Records about charts and figures:
————
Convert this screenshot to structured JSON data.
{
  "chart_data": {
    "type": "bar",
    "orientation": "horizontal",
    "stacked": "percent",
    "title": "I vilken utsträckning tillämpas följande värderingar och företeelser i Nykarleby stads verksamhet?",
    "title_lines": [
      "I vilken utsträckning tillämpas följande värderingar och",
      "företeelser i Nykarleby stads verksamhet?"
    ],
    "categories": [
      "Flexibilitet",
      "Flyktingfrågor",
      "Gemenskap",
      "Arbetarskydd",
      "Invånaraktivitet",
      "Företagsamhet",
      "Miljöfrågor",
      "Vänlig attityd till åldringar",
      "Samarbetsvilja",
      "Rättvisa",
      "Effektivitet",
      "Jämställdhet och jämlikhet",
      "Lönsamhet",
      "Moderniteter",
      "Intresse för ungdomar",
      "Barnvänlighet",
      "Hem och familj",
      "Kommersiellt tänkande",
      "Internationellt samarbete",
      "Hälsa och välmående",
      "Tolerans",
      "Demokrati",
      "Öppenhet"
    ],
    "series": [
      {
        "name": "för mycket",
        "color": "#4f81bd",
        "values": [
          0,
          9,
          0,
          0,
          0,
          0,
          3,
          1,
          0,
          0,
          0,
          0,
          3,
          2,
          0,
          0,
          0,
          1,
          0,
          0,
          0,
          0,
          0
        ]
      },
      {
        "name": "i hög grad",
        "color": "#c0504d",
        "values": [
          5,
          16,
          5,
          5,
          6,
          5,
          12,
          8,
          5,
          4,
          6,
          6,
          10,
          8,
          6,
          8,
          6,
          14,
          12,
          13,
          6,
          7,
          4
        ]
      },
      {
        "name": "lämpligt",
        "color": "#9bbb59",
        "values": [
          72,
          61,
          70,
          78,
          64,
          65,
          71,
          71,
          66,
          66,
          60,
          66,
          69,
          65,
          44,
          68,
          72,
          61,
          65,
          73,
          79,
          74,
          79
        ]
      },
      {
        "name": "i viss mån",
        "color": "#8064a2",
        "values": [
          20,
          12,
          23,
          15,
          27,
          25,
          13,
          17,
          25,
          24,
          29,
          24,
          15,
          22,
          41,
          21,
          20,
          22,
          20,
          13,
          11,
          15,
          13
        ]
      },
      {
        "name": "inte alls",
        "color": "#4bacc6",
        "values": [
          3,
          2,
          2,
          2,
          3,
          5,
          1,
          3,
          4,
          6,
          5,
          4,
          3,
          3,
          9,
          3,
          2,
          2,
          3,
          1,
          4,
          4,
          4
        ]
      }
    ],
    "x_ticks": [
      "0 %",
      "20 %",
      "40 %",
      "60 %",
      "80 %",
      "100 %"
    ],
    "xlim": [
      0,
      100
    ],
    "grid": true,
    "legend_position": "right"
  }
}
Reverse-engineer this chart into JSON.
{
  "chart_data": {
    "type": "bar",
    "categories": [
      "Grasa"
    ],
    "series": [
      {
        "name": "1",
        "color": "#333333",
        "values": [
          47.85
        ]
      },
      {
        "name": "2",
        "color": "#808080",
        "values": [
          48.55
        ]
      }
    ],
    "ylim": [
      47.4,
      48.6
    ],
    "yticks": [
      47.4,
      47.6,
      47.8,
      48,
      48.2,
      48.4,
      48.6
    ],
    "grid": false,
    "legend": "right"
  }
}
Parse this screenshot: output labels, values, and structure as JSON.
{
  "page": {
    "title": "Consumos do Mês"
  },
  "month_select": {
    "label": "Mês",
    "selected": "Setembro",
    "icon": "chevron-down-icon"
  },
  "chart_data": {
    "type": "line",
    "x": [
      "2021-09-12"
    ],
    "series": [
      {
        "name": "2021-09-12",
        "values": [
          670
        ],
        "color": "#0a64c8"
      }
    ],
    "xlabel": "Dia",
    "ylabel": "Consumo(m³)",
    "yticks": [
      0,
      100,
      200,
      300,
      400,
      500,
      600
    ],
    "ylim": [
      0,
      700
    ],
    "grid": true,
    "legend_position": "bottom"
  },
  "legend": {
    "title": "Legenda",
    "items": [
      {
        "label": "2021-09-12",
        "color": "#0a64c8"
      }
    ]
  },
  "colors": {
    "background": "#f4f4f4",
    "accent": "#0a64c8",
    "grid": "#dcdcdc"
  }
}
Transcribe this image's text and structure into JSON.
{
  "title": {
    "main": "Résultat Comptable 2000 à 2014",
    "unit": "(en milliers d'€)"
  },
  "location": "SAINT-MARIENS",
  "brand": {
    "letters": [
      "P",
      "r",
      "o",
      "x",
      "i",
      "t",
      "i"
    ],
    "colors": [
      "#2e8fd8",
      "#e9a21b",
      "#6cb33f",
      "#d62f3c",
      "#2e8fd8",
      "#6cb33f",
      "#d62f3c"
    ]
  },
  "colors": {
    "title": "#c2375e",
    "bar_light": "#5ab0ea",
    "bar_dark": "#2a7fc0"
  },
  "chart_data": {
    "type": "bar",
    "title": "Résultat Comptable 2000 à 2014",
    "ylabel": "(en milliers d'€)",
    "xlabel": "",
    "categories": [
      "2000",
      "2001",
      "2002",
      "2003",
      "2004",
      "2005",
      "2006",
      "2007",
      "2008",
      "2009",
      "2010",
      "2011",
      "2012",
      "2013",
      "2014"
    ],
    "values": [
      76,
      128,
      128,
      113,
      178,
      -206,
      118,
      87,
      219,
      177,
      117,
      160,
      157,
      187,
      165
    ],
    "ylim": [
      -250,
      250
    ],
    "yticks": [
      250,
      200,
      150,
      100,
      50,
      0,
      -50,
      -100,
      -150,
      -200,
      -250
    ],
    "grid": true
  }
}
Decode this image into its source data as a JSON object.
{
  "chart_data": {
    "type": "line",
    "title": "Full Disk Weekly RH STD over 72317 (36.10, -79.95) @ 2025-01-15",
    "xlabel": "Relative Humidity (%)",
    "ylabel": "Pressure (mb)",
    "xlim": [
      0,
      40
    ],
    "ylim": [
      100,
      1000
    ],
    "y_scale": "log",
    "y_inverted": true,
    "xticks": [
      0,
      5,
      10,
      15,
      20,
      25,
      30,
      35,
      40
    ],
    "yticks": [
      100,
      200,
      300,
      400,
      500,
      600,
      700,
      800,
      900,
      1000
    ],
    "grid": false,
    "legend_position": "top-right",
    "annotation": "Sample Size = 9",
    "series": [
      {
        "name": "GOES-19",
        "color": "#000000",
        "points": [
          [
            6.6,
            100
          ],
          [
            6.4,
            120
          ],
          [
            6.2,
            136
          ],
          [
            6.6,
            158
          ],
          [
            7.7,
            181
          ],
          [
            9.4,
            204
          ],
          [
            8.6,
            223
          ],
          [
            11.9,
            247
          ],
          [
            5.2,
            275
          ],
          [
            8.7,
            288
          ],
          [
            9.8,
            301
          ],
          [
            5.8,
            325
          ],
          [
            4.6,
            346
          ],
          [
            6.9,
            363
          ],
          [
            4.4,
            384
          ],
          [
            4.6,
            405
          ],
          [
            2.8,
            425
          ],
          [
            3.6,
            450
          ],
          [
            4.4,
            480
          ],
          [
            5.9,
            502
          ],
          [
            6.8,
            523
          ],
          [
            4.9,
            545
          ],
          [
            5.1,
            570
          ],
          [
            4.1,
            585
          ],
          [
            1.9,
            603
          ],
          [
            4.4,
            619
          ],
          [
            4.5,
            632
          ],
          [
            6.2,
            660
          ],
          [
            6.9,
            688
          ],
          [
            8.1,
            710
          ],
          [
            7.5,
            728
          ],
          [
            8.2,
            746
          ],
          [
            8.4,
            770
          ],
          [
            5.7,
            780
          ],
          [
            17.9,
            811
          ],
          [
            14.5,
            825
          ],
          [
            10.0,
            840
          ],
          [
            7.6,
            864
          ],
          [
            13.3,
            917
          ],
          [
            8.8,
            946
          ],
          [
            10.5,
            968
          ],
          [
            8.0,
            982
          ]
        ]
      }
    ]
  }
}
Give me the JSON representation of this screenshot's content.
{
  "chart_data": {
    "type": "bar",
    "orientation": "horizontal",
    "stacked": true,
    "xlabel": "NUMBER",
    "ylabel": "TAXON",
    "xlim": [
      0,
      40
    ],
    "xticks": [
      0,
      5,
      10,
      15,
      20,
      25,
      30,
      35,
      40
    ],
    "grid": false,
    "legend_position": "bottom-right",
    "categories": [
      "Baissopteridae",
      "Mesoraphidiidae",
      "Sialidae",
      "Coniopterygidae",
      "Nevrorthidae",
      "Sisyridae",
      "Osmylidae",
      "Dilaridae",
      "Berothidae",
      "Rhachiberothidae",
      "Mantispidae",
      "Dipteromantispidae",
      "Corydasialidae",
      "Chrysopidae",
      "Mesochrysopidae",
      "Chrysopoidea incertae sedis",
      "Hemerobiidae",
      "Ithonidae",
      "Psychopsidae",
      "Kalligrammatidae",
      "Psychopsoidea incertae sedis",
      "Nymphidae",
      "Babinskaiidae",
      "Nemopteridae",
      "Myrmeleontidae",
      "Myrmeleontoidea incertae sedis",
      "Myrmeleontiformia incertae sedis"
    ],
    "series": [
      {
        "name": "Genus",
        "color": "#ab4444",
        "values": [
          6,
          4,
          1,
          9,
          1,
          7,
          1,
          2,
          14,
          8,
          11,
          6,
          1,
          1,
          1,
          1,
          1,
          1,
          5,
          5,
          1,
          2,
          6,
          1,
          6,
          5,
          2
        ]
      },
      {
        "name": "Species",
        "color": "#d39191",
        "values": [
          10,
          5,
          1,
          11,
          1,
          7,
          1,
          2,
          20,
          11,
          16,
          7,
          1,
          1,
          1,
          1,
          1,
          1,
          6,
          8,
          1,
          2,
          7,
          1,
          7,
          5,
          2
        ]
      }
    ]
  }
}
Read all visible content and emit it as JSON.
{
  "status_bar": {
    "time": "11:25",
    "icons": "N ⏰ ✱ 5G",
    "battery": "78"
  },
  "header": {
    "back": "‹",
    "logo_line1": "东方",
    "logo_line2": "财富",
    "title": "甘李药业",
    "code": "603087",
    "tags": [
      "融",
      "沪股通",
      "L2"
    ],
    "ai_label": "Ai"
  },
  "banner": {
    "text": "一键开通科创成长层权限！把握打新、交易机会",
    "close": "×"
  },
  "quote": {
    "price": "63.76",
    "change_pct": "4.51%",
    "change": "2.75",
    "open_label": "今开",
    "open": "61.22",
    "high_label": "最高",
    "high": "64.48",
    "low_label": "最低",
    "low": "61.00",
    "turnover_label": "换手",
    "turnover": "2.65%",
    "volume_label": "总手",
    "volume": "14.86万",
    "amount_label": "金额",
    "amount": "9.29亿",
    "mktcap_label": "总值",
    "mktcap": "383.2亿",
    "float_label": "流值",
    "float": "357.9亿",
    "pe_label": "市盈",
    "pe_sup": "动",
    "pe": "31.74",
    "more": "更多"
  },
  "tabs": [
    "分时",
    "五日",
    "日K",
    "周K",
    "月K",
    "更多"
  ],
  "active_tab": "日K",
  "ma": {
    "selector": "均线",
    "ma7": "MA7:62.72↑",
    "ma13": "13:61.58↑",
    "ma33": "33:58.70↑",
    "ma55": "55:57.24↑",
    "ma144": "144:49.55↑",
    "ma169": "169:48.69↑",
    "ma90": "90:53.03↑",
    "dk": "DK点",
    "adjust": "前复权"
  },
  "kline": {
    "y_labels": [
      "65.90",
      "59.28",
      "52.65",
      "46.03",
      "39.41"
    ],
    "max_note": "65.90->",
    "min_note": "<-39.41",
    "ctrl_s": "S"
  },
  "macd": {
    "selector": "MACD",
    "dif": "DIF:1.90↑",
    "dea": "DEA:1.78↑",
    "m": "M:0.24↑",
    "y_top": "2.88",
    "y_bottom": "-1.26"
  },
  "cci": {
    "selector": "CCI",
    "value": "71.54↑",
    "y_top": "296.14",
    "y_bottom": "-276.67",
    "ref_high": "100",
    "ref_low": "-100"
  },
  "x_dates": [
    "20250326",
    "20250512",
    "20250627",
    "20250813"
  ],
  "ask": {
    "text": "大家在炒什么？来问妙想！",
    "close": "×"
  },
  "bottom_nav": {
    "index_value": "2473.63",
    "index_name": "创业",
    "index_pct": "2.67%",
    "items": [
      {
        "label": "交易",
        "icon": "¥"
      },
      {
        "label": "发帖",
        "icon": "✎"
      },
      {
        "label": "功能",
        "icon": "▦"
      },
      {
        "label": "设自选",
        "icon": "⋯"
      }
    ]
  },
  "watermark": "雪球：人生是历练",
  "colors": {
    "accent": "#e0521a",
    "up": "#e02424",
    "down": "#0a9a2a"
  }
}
————
* INSTRUCTIONS TO FOLLOW *
Filter the records for lines holding the string "this". Copy each one.

* COMPLETE RESPONSE *
Convert this screenshot to structured JSON data.
Reverse-engineer this chart into JSON.
Parse this screenshot: output labels, values, and structure as JSON.
Transcribe this image's text and structure into JSON.
Decode this image into its source data as a JSON object.
Give me the JSON representation of this screenshot's content.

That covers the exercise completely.